__Rows__:
########

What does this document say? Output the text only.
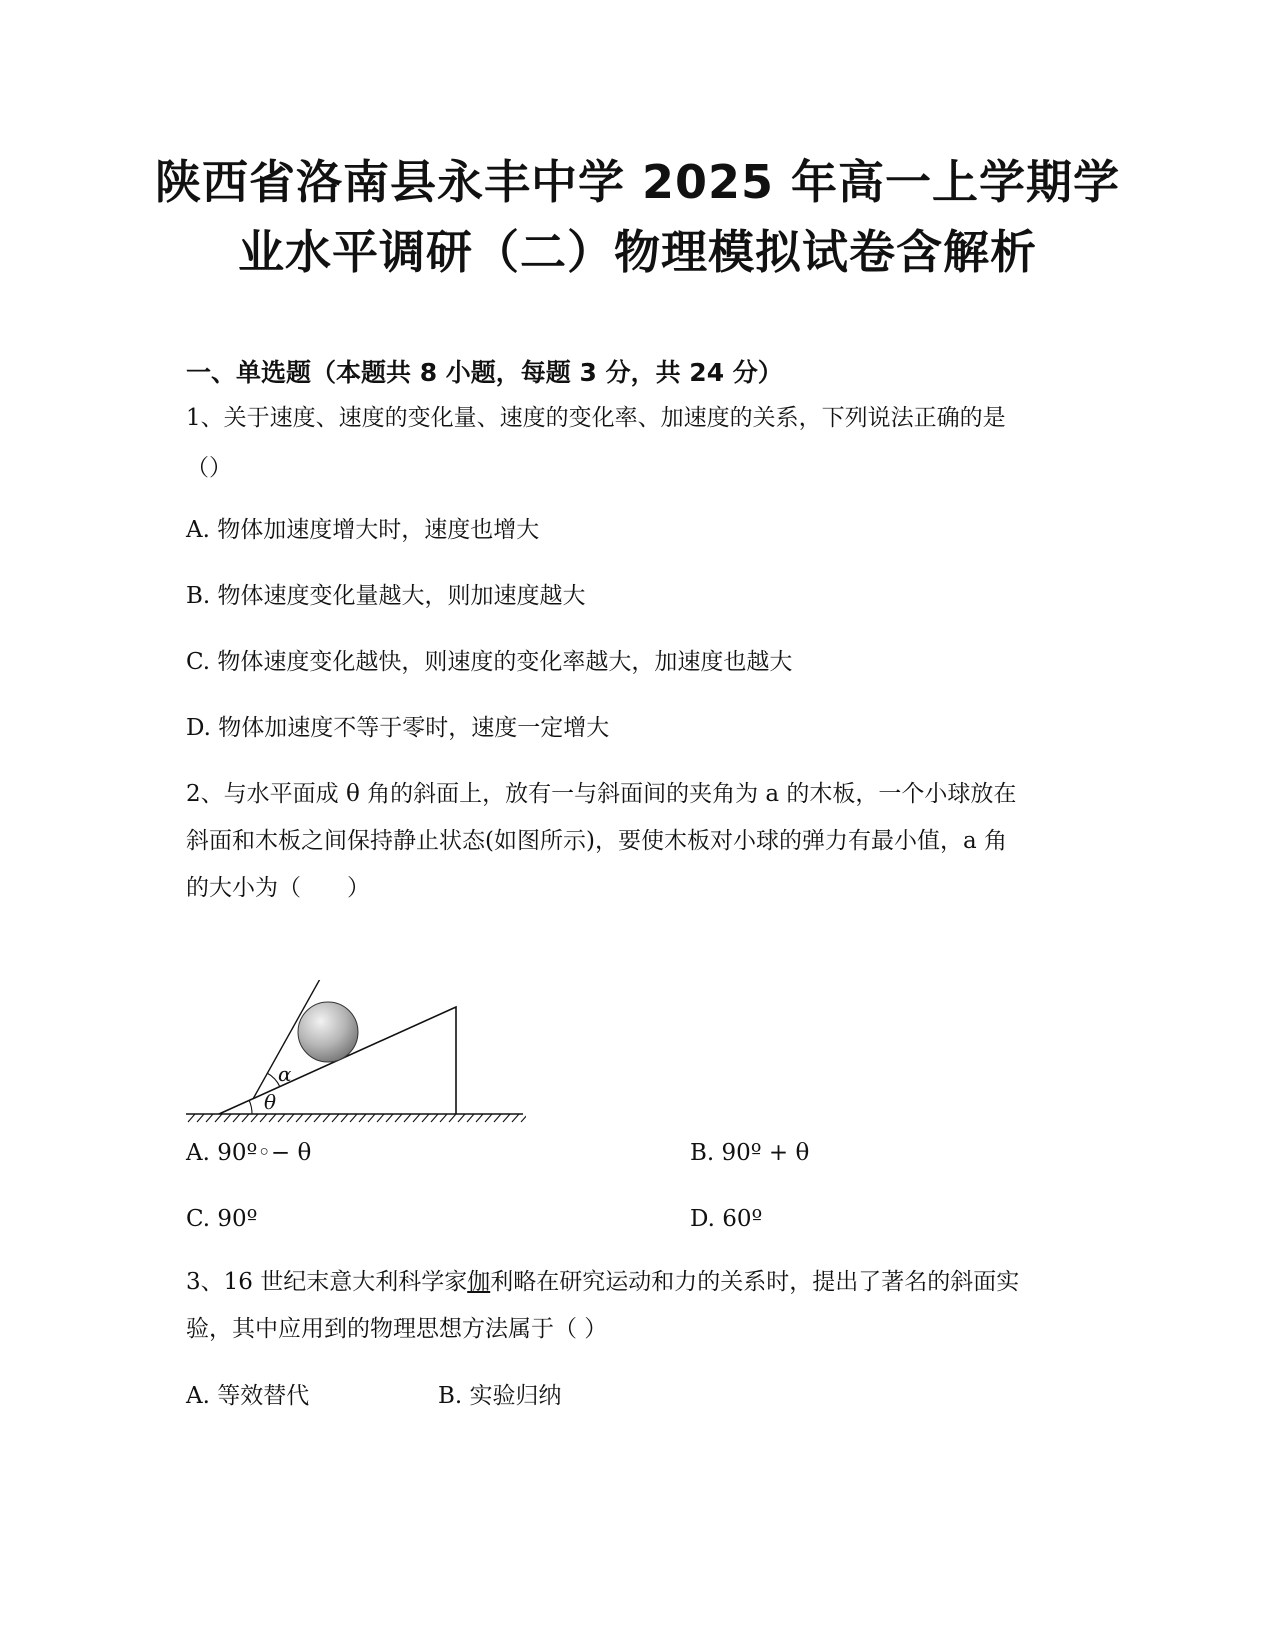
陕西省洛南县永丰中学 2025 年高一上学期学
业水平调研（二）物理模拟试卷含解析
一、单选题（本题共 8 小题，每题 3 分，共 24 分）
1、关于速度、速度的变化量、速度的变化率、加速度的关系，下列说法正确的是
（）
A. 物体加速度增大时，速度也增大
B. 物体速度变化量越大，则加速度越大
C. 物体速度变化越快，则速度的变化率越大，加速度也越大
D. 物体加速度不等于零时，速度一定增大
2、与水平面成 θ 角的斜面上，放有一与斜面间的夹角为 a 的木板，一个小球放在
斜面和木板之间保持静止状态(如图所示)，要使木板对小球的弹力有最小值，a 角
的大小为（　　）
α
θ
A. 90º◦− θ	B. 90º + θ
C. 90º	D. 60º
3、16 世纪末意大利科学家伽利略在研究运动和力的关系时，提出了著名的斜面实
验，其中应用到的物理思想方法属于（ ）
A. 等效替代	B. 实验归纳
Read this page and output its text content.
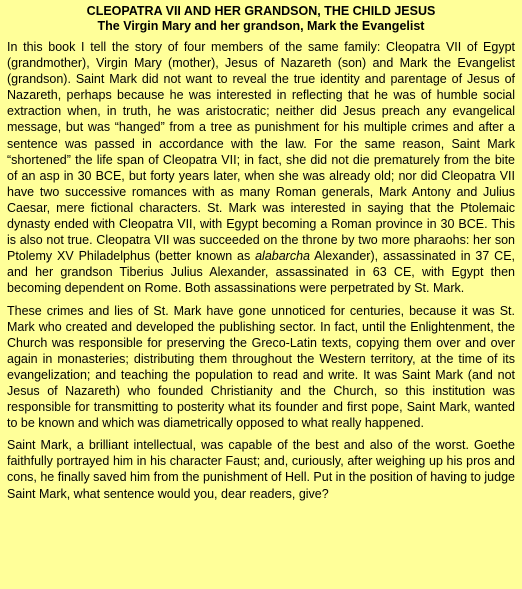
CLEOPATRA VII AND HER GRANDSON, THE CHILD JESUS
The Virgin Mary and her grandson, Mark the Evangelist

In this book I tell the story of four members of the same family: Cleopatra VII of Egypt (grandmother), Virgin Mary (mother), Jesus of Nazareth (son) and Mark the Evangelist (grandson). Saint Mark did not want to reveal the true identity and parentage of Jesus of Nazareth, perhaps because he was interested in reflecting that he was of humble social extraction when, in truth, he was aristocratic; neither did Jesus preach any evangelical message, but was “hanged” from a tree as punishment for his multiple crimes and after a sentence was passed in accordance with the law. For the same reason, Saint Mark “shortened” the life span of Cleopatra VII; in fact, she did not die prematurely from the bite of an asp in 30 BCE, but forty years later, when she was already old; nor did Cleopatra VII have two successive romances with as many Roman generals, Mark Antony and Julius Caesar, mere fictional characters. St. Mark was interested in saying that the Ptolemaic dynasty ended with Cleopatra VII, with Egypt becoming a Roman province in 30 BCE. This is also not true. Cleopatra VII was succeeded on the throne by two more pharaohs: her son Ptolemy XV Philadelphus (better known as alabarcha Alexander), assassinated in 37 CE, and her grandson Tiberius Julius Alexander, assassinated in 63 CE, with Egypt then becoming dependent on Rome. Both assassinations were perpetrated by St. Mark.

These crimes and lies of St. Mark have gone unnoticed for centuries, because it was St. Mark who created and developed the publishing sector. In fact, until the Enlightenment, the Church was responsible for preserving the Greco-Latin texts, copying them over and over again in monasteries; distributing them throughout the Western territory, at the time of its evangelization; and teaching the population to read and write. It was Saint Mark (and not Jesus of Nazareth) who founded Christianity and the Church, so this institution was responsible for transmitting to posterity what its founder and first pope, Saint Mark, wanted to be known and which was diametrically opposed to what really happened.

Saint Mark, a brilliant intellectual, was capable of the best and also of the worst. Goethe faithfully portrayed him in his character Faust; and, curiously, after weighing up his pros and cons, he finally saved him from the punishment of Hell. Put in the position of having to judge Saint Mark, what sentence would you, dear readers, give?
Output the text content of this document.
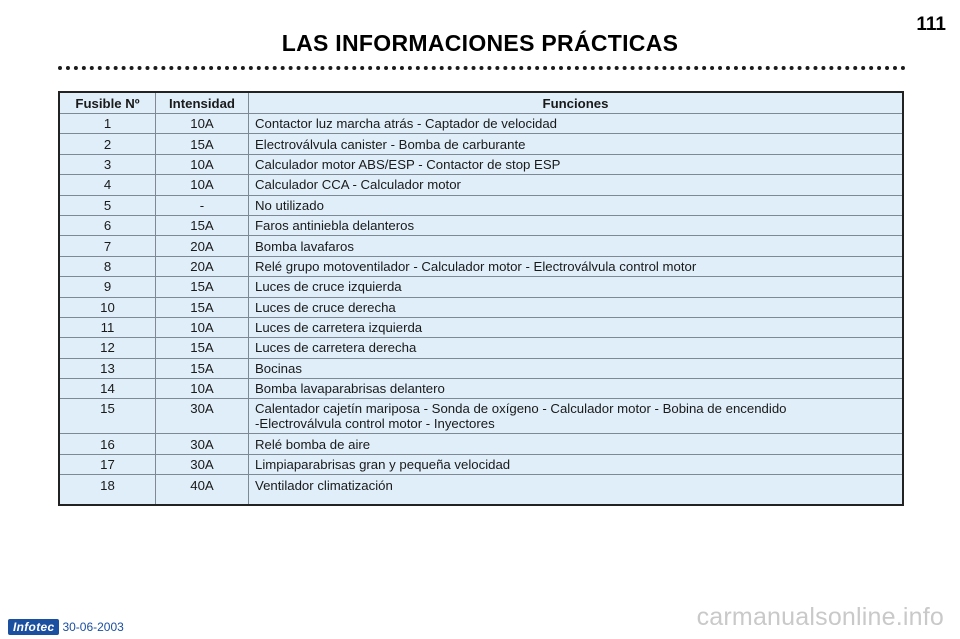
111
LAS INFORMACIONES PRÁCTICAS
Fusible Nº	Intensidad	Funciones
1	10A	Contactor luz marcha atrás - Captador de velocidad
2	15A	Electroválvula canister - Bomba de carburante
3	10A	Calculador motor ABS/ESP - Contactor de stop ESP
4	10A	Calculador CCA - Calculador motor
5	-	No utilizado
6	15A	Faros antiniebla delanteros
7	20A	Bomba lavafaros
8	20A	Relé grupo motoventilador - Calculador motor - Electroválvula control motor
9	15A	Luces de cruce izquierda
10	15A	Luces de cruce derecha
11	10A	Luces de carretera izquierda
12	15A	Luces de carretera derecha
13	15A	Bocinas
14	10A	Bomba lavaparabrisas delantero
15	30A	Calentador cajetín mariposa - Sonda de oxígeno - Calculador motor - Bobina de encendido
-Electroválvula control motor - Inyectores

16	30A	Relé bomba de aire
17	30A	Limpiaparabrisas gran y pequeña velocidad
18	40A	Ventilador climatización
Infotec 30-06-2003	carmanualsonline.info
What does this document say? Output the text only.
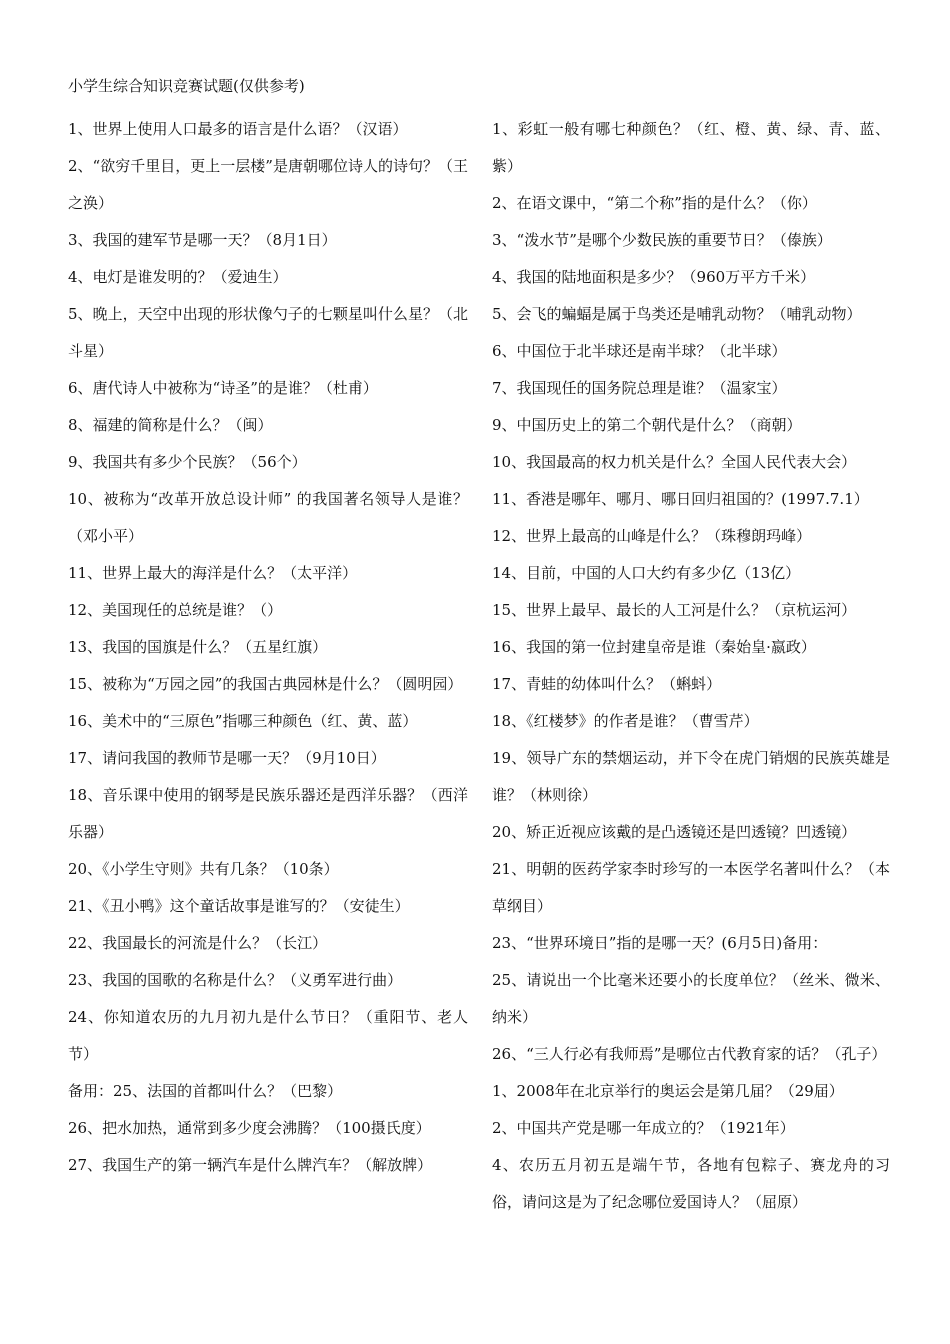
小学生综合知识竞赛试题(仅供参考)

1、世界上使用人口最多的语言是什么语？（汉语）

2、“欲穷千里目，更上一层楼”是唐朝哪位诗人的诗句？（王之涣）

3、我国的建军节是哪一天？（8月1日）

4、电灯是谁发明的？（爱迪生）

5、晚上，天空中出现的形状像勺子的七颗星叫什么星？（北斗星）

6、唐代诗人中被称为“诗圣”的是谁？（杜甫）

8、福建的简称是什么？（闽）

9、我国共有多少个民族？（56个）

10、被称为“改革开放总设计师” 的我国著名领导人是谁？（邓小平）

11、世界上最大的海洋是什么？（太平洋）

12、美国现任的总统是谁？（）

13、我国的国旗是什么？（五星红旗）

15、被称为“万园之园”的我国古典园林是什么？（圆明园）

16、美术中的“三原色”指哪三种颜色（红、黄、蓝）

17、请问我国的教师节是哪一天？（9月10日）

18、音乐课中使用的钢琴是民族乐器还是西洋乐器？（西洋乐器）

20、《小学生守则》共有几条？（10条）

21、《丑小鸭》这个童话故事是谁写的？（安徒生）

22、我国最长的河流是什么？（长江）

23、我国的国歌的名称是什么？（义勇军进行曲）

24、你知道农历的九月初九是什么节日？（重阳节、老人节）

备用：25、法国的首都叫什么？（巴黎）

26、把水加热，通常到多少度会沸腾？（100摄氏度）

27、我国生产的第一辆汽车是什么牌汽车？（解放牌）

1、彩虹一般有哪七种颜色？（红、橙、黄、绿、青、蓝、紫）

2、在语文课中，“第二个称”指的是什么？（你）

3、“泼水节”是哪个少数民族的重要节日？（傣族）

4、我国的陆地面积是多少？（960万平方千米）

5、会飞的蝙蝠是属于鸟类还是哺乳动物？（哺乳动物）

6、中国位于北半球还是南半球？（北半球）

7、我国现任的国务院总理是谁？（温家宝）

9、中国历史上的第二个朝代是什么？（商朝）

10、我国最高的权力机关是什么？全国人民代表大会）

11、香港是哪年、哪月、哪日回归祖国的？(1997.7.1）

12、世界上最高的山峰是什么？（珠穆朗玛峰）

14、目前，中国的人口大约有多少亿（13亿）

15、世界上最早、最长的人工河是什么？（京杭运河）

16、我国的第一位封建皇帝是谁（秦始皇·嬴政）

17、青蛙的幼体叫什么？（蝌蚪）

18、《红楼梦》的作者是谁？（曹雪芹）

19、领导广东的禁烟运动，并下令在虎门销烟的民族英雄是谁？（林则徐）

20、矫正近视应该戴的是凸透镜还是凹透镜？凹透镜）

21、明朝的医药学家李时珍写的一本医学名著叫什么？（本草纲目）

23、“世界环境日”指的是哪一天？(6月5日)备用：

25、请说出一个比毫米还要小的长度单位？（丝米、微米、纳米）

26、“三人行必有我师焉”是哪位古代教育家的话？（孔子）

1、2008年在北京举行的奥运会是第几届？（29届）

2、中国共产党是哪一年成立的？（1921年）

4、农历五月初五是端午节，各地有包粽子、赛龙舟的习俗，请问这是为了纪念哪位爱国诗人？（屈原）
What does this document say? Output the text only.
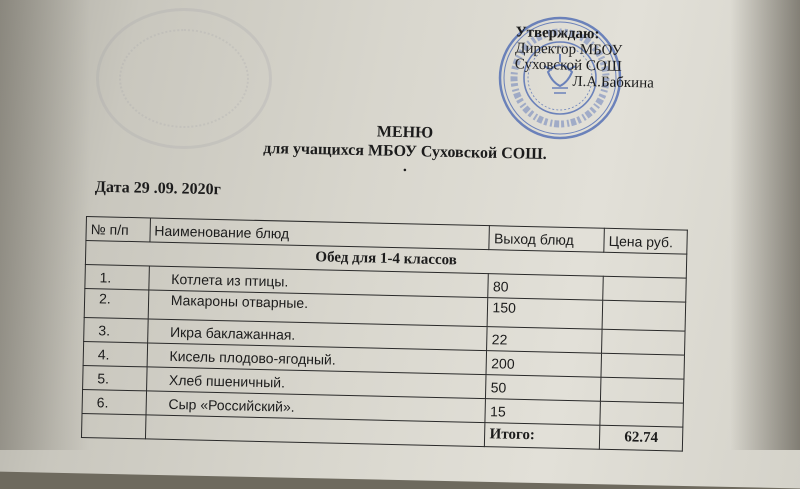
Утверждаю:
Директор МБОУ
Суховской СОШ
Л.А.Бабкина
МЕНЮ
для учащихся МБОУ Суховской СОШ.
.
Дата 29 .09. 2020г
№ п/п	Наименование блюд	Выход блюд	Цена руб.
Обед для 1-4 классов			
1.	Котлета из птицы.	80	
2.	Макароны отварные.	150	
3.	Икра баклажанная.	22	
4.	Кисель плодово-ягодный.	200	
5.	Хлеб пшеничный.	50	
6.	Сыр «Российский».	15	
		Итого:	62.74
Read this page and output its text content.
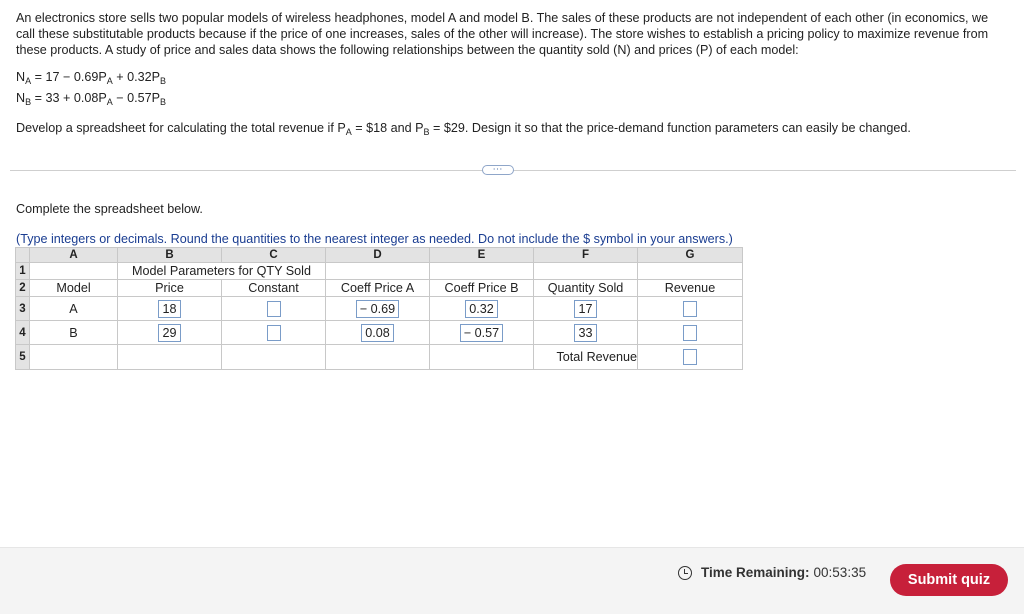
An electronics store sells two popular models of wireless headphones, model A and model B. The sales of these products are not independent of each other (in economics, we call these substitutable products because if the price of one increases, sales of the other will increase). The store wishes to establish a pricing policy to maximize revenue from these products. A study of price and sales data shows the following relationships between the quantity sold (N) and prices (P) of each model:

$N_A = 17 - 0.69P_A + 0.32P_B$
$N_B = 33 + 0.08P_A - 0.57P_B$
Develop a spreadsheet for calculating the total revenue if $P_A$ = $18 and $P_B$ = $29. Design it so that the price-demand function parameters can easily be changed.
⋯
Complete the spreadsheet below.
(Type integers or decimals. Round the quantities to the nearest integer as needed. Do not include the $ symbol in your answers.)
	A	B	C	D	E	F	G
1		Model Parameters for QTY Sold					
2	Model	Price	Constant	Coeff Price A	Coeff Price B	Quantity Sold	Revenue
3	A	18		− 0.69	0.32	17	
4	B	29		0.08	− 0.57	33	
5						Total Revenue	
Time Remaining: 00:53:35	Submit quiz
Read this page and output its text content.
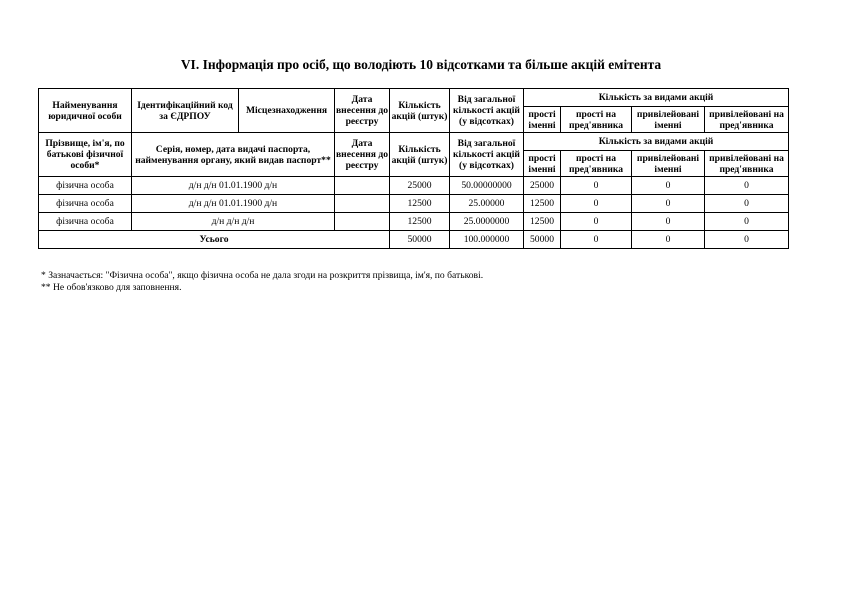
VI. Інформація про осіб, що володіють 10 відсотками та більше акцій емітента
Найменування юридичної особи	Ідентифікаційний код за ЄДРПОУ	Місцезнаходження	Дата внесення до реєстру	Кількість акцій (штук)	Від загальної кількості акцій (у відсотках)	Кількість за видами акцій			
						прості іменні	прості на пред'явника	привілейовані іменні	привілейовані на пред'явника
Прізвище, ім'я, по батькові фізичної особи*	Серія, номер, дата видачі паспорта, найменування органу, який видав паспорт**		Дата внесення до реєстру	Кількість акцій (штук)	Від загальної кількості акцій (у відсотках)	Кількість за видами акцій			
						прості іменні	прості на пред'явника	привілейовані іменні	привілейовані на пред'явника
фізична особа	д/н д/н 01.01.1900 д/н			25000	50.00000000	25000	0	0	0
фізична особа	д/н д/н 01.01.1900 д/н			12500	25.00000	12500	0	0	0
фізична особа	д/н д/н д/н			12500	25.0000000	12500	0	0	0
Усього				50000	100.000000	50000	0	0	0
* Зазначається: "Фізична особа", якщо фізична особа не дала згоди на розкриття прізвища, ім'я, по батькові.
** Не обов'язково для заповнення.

########

__Task to carry out__: Each line holding "Дата" must be found and copied.

__Result__:
Дата 29 .09. 2020г
Найменування юридичної особи	Ідентифікаційний код за ЄДРПОУ	Місцезнаходження	Дата внесення до реєстру	Кількість акцій (штук)	Від загальної кількості акцій (у відсотках)	Кількість за видами акцій			
Прізвище, ім'я, по батькові фізичної особи*	Серія, номер, дата видачі паспорта, найменування органу, який видав паспорт**		Дата внесення до реєстру	Кількість акцій (штук)	Від загальної кількості акцій (у відсотках)	Кількість за видами акцій			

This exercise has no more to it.